Problem: Lift out each line of the data that holds "Tommy".

Data to use:
## start
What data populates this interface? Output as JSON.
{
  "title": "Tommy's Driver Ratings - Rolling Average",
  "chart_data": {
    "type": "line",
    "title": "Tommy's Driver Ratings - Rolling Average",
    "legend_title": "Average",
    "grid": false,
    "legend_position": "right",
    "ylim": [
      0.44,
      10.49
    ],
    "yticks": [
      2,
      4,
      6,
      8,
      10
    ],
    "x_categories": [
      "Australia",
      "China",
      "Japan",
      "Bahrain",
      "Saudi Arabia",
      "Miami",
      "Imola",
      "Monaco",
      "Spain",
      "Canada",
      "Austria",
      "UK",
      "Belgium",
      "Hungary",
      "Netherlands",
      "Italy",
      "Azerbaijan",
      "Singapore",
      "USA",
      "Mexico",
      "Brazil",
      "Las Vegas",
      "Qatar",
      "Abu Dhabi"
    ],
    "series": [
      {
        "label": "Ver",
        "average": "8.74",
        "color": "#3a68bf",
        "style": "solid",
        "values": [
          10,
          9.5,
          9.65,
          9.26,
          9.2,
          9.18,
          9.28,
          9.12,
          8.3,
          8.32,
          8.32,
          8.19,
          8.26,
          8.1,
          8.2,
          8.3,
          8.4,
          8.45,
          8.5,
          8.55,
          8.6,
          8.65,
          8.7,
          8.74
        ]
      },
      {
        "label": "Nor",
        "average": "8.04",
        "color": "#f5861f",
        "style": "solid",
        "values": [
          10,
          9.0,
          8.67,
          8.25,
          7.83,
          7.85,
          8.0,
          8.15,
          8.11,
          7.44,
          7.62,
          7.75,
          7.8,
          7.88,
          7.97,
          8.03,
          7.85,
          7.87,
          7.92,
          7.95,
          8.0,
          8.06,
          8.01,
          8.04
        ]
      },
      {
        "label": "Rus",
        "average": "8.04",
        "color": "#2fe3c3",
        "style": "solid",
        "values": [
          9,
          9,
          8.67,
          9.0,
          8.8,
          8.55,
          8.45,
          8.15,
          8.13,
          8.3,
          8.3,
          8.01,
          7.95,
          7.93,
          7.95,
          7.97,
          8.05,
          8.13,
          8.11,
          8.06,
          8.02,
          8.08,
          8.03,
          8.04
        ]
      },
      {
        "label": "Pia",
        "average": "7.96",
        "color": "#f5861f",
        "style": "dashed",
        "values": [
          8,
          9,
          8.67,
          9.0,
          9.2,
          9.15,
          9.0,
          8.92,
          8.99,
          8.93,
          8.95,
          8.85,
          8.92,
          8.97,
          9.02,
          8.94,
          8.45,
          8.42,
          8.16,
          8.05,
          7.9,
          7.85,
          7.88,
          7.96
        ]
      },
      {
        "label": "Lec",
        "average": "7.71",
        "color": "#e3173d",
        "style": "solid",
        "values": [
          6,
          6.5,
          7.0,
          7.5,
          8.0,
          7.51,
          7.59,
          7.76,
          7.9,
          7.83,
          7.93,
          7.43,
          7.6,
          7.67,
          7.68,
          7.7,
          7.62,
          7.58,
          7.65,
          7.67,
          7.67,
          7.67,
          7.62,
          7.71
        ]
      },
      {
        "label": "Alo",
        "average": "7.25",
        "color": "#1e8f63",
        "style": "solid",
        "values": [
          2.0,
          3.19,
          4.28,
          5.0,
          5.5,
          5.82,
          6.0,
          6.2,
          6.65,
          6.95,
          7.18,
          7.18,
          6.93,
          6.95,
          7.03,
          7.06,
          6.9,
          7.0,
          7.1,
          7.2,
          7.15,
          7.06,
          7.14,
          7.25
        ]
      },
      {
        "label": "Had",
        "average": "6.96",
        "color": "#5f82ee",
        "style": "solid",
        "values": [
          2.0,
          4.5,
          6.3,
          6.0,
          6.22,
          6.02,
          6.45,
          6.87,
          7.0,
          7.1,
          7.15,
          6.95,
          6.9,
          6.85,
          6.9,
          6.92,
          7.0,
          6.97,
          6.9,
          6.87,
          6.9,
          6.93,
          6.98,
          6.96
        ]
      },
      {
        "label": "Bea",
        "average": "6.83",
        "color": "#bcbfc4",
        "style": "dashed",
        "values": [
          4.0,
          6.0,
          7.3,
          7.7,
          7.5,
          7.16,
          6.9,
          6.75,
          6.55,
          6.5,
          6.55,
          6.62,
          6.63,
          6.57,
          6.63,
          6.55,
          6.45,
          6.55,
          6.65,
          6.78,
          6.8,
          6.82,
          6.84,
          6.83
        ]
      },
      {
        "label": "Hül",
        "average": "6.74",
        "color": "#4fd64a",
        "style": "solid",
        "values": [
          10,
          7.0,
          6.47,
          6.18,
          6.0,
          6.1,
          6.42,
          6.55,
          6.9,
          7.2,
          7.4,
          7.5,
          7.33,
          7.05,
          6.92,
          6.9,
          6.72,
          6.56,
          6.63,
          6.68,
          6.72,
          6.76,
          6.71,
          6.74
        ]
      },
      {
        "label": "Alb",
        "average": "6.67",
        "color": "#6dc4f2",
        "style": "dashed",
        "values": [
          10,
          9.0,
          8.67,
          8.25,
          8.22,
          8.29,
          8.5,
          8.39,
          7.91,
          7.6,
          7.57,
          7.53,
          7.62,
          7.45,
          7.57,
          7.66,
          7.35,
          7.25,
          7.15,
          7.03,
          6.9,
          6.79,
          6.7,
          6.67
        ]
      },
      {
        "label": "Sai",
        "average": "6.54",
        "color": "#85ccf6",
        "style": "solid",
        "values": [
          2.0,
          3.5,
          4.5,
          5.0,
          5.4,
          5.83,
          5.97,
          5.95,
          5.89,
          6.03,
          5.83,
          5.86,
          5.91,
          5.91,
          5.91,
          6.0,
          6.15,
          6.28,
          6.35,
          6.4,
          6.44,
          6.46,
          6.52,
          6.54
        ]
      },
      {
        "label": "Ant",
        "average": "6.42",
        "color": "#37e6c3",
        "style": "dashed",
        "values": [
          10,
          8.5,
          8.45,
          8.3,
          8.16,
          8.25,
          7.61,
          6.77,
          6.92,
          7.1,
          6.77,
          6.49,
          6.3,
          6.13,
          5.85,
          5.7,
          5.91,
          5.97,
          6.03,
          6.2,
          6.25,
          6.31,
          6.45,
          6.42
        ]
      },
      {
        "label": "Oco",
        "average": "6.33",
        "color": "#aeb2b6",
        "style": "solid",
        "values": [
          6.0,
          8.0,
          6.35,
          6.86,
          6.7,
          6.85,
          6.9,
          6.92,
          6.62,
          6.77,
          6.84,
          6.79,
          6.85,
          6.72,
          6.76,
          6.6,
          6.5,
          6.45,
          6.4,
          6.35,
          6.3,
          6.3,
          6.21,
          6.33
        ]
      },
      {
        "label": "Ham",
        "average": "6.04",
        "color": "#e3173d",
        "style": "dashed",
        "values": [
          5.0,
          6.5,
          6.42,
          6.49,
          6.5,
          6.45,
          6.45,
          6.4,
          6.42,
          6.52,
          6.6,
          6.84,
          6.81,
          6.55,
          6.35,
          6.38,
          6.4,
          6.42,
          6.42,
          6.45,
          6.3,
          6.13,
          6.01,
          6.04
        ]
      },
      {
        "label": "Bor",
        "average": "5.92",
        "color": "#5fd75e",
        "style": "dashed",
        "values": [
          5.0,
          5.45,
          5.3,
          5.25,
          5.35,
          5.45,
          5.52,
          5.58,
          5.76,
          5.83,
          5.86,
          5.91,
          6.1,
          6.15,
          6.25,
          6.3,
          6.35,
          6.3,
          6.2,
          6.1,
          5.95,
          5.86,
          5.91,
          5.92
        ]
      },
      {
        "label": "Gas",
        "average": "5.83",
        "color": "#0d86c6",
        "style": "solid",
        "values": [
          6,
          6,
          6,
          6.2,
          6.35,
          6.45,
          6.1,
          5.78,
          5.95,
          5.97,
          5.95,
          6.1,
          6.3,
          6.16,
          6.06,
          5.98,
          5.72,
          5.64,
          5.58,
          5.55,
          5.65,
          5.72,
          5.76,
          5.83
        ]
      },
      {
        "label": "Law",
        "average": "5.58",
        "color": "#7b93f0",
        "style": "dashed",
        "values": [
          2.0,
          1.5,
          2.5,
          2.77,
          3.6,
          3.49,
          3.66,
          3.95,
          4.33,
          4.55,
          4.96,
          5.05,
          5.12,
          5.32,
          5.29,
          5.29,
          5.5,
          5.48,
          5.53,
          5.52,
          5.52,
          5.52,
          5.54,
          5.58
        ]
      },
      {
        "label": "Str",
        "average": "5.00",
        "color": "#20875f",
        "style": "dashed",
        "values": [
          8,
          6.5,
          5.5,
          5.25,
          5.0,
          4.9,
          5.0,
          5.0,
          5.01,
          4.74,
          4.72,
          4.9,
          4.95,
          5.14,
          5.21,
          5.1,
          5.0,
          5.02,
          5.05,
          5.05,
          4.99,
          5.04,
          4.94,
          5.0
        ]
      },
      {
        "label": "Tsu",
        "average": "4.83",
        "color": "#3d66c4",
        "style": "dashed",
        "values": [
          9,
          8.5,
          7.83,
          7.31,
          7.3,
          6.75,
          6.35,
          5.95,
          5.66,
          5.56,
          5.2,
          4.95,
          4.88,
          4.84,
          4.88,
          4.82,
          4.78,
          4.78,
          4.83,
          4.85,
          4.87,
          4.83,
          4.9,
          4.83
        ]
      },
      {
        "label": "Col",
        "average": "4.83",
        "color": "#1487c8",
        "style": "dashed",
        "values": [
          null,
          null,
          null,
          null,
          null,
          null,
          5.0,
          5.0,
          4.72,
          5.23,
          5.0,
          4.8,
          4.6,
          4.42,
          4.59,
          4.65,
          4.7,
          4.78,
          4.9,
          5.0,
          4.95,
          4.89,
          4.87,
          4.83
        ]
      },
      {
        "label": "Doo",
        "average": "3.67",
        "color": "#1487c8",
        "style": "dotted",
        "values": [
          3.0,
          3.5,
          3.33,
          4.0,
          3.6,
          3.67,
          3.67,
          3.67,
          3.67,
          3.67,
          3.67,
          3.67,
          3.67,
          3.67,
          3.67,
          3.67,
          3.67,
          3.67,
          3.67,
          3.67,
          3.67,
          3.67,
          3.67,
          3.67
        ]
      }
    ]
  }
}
## end
The answer:
  "title": "Tommy's Driver Ratings - Rolling Average",
    "title": "Tommy's Driver Ratings - Rolling Average",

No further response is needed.